- **Exercise passage**:
Seer went public at $19 a share and hit a high of $86.55 per share in January. It has since fallen back into the $40 to $50 range and Wednesday afternoon was trading on Nasdaq at $44.20 per share.

In February, Seattle-based proteomic start-up Nautilus announced that it plans to list on the Nasdaq through a merger with special purpose acquisition company Arya Sciences Acquisition Corp III. The company has entered a definitive merger agreement with Arya and is expected to receive $350 million in proceeds through the deal, including a $200 million private investment in public equity (PIPE) transaction at $10 per share from investors led by Perceptive Advisors, an affiliate of Arya III's sponsor. The company also counts among its investors Bezos Expeditions, Vulcan Capital, and Andreessen Horowitz.

Cofounded in 2016 by Patel and Chief Scientist Parag Mallick, an associate professor at Stanford University, Nautilus has disclosed little publicly about its technology beyond the fact that it uses machine learning to make protein identifications based on measurements of multiple parameters describing the target molecules.

- **Problem statement**:
Please write out the stretch of the proteomics passage from "Seer went public" through "and Andreessen Horowitz." again, swapping "start-up" for "startup".

- **Data extracts**:
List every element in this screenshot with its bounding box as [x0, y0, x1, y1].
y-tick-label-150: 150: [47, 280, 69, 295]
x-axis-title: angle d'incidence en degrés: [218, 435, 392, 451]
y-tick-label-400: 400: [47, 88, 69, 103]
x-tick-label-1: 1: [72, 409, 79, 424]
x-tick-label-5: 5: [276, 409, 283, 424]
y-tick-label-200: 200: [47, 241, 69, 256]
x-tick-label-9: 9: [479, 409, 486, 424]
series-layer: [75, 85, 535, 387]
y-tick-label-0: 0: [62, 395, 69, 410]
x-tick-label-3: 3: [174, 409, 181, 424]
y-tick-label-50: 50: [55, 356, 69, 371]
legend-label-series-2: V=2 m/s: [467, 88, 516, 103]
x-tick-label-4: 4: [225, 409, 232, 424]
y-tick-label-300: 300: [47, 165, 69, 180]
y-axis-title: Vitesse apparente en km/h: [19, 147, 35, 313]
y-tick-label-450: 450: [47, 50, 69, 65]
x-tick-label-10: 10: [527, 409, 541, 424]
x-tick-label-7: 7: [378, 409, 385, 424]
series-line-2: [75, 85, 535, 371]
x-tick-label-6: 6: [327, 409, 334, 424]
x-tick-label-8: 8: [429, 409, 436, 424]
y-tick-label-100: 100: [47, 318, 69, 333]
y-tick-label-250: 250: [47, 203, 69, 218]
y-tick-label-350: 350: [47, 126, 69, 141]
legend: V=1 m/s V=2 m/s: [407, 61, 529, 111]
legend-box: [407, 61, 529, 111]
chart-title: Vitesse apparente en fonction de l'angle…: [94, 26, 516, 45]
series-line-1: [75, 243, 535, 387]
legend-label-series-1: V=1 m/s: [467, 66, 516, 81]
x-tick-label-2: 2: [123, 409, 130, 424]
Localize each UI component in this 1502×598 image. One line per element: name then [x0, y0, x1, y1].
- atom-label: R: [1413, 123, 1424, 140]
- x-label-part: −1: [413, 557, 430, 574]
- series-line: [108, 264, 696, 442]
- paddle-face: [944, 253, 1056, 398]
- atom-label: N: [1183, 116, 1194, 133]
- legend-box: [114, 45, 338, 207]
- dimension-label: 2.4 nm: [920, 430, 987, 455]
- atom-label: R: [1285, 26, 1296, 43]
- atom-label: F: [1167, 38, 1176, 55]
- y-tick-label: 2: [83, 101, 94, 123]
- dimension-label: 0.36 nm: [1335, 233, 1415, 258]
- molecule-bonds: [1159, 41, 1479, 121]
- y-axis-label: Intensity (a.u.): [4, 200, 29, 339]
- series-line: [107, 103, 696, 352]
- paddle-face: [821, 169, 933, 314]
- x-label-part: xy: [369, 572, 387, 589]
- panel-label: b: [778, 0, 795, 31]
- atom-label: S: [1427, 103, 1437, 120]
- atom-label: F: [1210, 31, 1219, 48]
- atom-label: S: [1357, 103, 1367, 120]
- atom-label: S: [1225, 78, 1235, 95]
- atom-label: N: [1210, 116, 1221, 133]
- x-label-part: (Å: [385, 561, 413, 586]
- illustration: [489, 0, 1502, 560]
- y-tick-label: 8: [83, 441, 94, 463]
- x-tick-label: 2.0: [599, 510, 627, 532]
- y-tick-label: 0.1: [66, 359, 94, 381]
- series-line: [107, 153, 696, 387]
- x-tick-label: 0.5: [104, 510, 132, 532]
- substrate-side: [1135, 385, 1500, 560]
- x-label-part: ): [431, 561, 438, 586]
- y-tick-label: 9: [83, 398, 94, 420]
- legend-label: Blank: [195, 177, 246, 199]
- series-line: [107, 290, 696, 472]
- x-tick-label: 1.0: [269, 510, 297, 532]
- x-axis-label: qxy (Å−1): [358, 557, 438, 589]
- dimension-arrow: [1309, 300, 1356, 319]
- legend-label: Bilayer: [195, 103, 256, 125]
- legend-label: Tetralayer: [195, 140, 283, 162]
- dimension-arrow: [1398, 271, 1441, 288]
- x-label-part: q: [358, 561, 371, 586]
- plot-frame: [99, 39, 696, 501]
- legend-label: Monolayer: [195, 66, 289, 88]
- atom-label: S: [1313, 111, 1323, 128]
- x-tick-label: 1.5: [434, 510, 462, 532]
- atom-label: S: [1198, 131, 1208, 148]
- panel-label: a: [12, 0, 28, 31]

- **Result below**:
Seer went public at $19 a share and hit a high of $86.55 per share in January. It has since fallen back into the $40 to $50 range and Wednesday afternoon was trading on Nasdaq at $44.20 per share.

In February, Seattle-based proteomic startup Nautilus announced that it plans to list on the Nasdaq through a merger with special purpose acquisition company Arya Sciences Acquisition Corp III. The company has entered a definitive merger agreement with Arya and is expected to receive $350 million in proceeds through the deal, including a $200 million private investment in public equity (PIPE) transaction at $10 per share from investors led by Perceptive Advisors, an affiliate of Arya III's sponsor. The company also counts among its investors Bezos Expeditions, Vulcan Capital, and Andreessen Horowitz.